═════ Extracted material ═════

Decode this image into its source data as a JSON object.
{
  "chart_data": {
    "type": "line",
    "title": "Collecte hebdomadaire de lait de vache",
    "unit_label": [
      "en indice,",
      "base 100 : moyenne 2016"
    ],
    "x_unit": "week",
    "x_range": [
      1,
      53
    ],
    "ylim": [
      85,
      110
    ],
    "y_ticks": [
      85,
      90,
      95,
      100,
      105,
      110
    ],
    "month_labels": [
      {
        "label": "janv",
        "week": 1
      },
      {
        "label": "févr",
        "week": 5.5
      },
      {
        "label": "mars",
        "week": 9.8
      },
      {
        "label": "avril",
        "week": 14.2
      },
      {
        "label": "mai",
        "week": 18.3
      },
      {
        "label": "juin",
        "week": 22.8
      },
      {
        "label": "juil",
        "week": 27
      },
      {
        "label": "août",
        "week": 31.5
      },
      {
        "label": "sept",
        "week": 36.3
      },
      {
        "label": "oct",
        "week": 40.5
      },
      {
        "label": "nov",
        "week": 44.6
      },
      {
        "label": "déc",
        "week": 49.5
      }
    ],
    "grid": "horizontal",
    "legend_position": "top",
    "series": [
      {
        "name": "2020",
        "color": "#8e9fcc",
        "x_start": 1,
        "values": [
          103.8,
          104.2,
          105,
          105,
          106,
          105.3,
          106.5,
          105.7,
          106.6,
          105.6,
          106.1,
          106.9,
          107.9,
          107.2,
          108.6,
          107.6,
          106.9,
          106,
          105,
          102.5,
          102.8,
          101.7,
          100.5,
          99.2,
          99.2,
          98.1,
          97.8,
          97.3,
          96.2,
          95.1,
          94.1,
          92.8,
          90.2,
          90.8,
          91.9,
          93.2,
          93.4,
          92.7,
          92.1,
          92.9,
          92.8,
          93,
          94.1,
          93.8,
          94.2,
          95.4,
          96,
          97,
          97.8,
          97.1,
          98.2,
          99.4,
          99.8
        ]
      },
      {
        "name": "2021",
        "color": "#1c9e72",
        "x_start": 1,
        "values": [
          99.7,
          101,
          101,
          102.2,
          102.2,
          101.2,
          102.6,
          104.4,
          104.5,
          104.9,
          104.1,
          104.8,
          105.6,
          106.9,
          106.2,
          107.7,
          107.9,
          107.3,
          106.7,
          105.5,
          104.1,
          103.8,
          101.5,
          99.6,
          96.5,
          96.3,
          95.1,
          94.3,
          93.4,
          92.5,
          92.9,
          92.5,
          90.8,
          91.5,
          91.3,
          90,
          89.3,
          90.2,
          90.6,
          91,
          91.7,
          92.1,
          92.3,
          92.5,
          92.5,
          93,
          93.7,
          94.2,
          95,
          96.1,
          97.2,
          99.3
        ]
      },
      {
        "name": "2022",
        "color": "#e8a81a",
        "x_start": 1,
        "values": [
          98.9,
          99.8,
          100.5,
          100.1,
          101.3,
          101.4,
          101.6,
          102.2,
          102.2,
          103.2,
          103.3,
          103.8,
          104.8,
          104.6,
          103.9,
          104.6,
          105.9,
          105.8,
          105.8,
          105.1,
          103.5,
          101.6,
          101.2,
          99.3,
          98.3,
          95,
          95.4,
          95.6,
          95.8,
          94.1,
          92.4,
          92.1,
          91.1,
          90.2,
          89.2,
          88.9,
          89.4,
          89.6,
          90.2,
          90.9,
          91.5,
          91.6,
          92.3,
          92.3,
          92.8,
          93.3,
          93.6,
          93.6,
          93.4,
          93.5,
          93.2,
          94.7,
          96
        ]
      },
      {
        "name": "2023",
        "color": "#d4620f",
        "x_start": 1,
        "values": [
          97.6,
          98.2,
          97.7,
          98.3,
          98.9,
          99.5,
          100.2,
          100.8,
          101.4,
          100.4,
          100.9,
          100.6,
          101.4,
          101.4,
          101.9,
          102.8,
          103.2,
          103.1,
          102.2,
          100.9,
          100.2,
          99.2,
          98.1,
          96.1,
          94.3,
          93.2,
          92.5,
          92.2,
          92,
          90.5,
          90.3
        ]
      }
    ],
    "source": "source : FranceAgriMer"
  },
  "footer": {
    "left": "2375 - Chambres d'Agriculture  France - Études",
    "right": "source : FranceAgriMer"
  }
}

═════
═════ Extracted material ═════

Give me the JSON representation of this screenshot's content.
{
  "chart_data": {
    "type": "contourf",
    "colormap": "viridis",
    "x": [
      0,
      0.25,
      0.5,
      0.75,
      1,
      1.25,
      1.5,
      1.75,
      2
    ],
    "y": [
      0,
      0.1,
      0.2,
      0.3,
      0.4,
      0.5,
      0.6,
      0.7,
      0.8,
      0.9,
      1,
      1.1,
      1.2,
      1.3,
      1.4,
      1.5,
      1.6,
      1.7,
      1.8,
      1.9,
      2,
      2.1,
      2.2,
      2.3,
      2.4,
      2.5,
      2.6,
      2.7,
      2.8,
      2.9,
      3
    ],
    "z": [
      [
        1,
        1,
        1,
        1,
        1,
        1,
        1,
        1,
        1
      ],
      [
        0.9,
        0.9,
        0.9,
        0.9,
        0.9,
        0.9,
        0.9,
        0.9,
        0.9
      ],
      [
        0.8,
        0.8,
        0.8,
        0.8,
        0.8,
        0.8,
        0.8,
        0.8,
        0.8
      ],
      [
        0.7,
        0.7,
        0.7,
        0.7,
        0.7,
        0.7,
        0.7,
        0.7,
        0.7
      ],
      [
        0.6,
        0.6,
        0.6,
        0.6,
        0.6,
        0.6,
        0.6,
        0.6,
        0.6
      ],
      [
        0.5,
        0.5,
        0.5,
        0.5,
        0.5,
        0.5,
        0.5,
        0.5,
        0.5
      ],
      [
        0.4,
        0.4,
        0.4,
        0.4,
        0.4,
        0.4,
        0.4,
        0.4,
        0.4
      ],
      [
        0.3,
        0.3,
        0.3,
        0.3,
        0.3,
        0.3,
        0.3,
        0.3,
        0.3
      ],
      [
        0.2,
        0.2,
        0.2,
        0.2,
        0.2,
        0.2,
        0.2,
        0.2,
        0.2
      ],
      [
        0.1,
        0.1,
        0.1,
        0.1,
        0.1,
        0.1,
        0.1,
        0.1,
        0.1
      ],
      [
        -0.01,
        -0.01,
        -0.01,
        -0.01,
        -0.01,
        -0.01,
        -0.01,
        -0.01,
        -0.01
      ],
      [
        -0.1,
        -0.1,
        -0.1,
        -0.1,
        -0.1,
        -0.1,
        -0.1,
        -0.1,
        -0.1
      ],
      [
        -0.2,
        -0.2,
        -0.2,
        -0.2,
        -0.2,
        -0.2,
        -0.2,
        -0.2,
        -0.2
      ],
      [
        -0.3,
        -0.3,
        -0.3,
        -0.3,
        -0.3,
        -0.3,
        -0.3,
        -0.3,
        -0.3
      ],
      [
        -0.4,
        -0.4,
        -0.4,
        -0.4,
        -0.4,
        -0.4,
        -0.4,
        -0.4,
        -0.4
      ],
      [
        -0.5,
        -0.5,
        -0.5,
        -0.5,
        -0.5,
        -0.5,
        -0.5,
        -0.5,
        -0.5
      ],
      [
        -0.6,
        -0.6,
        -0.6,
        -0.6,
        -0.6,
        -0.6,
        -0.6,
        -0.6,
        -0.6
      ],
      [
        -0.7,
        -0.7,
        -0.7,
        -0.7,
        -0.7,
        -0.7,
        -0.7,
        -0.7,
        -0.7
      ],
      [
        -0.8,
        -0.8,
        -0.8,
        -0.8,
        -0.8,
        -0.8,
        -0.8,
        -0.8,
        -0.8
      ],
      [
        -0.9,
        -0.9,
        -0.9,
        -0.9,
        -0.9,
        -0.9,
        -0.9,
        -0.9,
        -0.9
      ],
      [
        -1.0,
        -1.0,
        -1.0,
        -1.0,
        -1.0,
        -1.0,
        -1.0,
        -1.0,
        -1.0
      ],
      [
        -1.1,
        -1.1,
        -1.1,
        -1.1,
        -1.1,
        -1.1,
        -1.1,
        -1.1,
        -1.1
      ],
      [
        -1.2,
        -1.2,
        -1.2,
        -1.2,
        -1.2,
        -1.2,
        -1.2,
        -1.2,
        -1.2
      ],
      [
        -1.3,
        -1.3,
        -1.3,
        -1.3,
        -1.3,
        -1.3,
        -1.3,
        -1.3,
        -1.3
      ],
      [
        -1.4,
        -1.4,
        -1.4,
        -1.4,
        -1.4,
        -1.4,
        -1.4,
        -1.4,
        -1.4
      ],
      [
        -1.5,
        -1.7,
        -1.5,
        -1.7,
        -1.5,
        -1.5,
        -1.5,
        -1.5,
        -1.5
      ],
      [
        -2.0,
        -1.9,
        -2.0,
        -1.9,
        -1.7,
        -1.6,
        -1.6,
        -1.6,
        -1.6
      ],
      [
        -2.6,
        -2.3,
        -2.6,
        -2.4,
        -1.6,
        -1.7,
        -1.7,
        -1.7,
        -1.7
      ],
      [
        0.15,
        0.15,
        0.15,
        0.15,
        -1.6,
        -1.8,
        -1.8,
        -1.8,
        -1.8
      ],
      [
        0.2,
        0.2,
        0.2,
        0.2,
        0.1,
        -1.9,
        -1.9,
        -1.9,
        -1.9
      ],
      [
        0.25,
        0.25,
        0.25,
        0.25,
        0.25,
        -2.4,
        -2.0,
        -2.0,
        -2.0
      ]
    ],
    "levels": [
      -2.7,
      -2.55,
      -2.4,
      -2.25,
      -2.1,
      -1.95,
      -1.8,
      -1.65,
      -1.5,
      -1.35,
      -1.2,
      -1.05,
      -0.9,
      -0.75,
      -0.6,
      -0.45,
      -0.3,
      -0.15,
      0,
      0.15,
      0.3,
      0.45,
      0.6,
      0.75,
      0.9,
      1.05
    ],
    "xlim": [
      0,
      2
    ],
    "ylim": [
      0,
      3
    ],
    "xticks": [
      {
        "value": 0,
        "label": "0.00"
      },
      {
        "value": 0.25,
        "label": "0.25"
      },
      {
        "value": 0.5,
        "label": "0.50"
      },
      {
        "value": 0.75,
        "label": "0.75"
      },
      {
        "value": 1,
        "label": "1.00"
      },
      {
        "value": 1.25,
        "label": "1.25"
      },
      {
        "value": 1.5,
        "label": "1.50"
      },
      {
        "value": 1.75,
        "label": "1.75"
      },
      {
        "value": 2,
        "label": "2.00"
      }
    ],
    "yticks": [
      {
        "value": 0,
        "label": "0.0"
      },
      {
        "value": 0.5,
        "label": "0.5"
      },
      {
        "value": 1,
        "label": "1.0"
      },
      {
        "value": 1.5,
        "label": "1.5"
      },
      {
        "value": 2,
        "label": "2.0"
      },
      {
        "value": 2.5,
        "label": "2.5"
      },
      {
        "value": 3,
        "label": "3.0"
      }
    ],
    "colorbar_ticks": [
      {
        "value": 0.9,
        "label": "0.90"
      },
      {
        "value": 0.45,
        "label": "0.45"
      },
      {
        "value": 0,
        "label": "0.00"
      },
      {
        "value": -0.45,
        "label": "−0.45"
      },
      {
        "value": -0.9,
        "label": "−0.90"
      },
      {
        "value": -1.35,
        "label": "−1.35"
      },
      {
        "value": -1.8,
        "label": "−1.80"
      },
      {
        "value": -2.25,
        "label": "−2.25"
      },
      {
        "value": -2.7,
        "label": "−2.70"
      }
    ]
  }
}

═════
═════ Extracted material ═════

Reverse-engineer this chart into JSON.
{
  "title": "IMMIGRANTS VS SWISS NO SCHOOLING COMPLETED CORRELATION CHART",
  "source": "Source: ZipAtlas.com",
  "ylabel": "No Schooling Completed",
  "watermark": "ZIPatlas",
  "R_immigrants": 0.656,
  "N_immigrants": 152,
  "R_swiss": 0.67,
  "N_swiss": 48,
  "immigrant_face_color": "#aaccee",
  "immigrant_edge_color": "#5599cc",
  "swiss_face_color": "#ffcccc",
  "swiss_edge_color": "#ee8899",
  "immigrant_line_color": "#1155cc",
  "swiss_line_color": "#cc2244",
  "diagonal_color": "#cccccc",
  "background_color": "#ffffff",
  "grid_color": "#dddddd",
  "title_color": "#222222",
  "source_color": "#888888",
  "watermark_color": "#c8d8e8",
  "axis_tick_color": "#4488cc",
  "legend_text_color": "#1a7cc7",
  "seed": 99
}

═════

Read the entries and pick out all lines that include the word "this".

> [Final answer]
Decode this image into its source data as a JSON object.
Give me the JSON representation of this screenshot's content.
Reverse-engineer this chart into JSON.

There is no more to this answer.